[Stored records]
=====

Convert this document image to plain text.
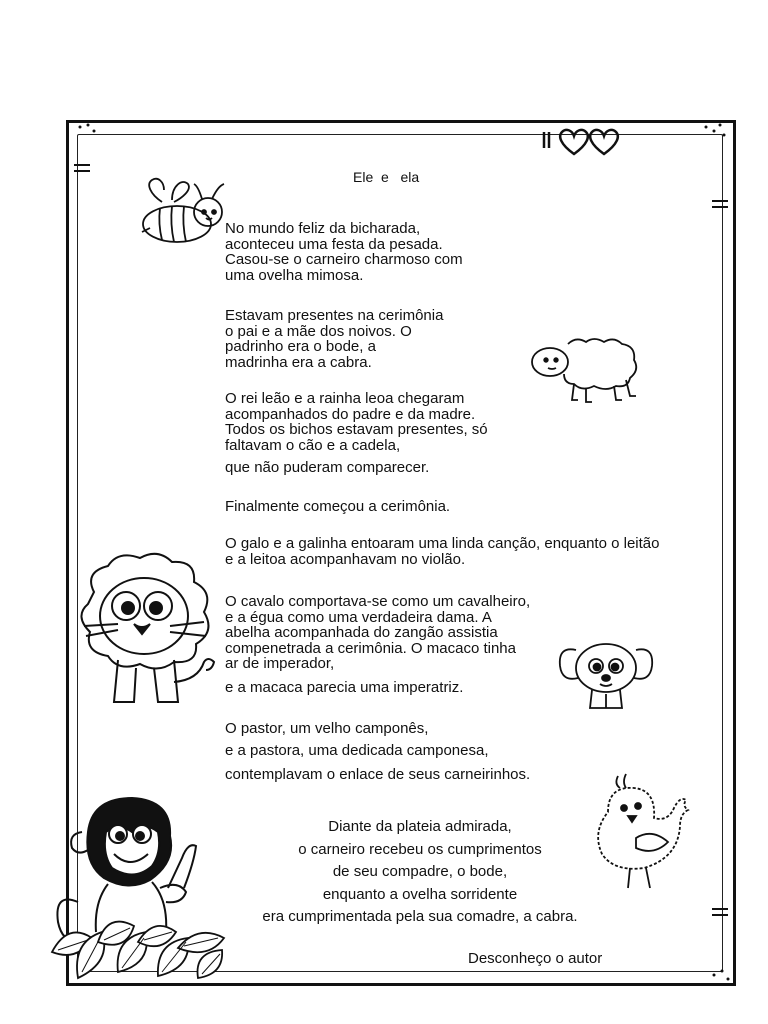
Ele  e   ela
No mundo feliz da bicharada,
aconteceu uma festa da pesada.
Casou-se o carneiro charmoso com
uma ovelha mimosa.
Estavam presentes na cerimônia
o pai e a mãe dos noivos. O
padrinho era o bode, a
madrinha era a cabra.
O rei leão e a rainha leoa chegaram
acompanhados do padre e da madre.
Todos os bichos estavam presentes, só
faltavam o cão e a cadela,
que não puderam comparecer.
Finalmente começou a cerimônia.
O galo e a galinha entoaram uma linda canção, enquanto o leitão
e a leitoa acompanhavam no violão.
O cavalo comportava-se como um cavalheiro,
e a égua como uma verdadeira dama. A
abelha acompanhada do zangão assistia
compenetrada a cerimônia. O macaco tinha
ar de imperador,
e a macaca parecia uma imperatriz.
O pastor, um velho camponês,
e a pastora, uma dedicada camponesa,
contemplavam o enlace de seus carneirinhos.
Diante da plateia admirada,
o carneiro recebeu os cumprimentos
de seu compadre, o bode,
enquanto a ovelha sorridente
era cumprimentada pela sua comadre, a cabra.
Desconheço o autor
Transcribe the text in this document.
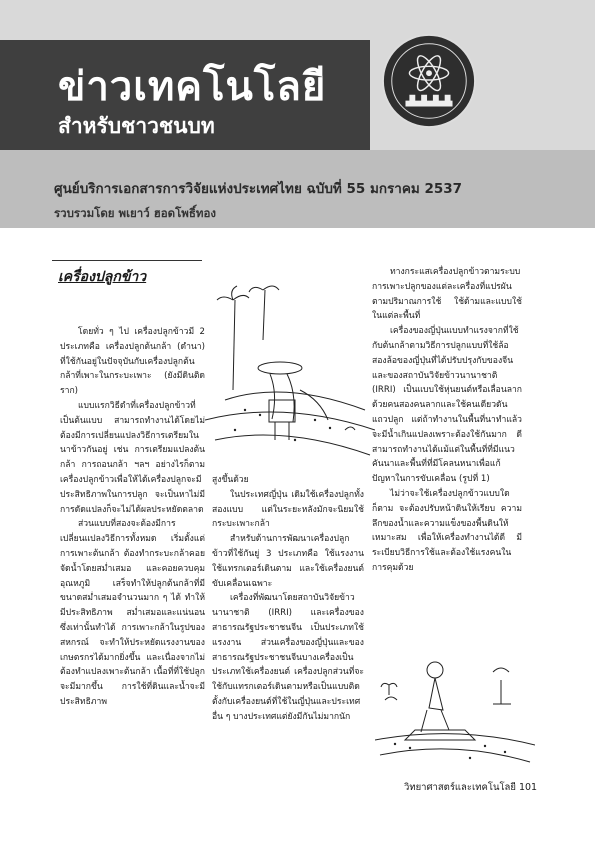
ข่าวเทคโนโลยี
สำหรับชาวชนบท
ศูนย์บริการเอกสารการวิจัยแห่งประเทศไทย ฉบับที่ 55 มกราคม 2537
รวบรวมโดย พเยาว์ ฮอดโพธิ์ทอง
เครื่องปลูกข้าว

โดยทั่ว ๆ ไป เครื่องปลูกข้าวมี 2 ประเภทคือ เครื่องปลูกต้นกล้า (ดำนา) ที่ใช้กันอยู่ในปัจจุบันกับเครื่องปลูกต้นกล้าที่เพาะในกระบะเพาะ (ยังมีดินติดราก)

แบบแรกวิธีดำที่เครื่องปลูกข้าวที่เป็นต้นแบบ สามารถทำงานได้โดยไม่ต้องมีการเปลี่ยนแปลงวิธีการเตรียมในนาข้าวกันอยู่ เช่น การเตรียมแปลงต้นกล้า การถอนกล้า ฯลฯ อย่างไรก็ตามเครื่องปลูกข้าวเพื่อให้ได้เครื่องปลูกจะมีประสิทธิภาพในการปลูก จะเป็นหาไม่มีการดัดแปลงก็จะไม่ได้ผลประหยัดตลาด

ส่วนแบบที่สองจะต้องมีการเปลี่ยนแปลงวิธีการทั้งหมด เริ่มตั้งแต่การเพาะต้นกล้า ต้องทำกระบะกล้าคอยจัดน้ำโดยสม่ำเสมอ และคอยควบคุมอุณหภูมิ เสร็จทำให้ปลูกต้นกล้าที่มีขนาดสม่ำเสมอจำนวนมาก ๆ ได้ ทำให้มีประสิทธิภาพ สม่ำเสมอและแน่นอน ซึ่งเท่านั้นทำได้ การเพาะกล้าในรูปของสหกรณ์ จะทำให้ประหยัดแรงงานของเกษตรกรได้มากยิ่งขึ้น และเนื่องจากไม่ต้องทำแปลงเพาะต้นกล้า เนื้อที่ที่ใช้ปลูกจะมีมากขึ้น การใช้ที่ดินและน้ำจะมีประสิทธิภาพ

สูงขึ้นด้วย

ในประเทศญี่ปุ่น เดิมใช้เครื่องปลูกทั้งสองแบบ แต่ในระยะหลังมักจะนิยมใช้กระบะเพาะกล้า

สำหรับด้านการพัฒนาเครื่องปลูกข้าวที่ใช้กันยู่ 3 ประเภทคือ ใช้แรงงาน ใช้แทรกเตอร์เดินตาม และใช้เครื่องยนต์ขับเคลื่อนเฉพาะ

เครื่องที่พัฒนาโดยสถาบันวิจัยข้าวนานาชาติ (IRRI) และเครื่องของสาธารณรัฐประชาชนจีน เป็นประเภทใช้แรงงาน ส่วนเครื่องของญี่ปุ่นและของสาธารณรัฐประชาชนจีนบางเครื่องเป็นประเภทใช้เครื่องยนต์ เครื่องปลูกส่วนที่จะใช้กับแทรกเตอร์เดินตามหรือเป็นแบบติดตั้งกับเครื่องยนต์ที่ใช้ในญี่ปุ่นและประเทศอื่น ๆ บางประเทศแต่ยังมีกันไม่มากนัก

ทางกระแสเครื่องปลูกข้าวตามระบบการเพาะปลูกของแต่ละเครื่องที่แปรผันตามปริมาณการใช้ ใช้ด้ามและแบบใช้ในแต่ละพื้นที่

เครื่องของญี่ปุ่นแบบทำแรงจากที่ใช้กับต้นกล้าตามวิธีการปลูกแบบที่ใช้ล้อสองล้อของญี่ปุ่นที่ได้ปรับปรุงกับของจีนและของสถาบันวิจัยข้าวนานาชาติ (IRRI) เป็นแบบใช้หุ่นยนต์หรือเลื่อนลากด้วยคนสองคนลากและใช้คนเดียวดันแถวปลูก แต่ถ้าทำงานในพื้นที่นาทำแล้วจะมีน้ำเกินแปลงเพราะต้องใช้กันมาก ดีสามารถทำงานได้แม้แต่ในพื้นที่ที่มีแนวคันนาและพื้นที่ที่มีโคลนหนาเพื่อแก้ปัญหาในการขับเคลื่อน (รูปที่ 1)

ไม่ว่าจะใช้เครื่องปลูกข้าวแบบใดก็ตาม จะต้องปรับหน้าดินให้เรียบ ความลึกของน้ำและความแข็งของพื้นดินให้เหมาะสม เพื่อให้เครื่องทำงานได้ดี มีระเบียบวิธีการใช้และต้องใช้แรงคนในการคุมด้วย

วิทยาศาสตร์และเทคโนโลยี 101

=====

- [What to produce] State the number of lines holding the word "text" in the listing. Add nothing else.

- [Response to this exercise] 2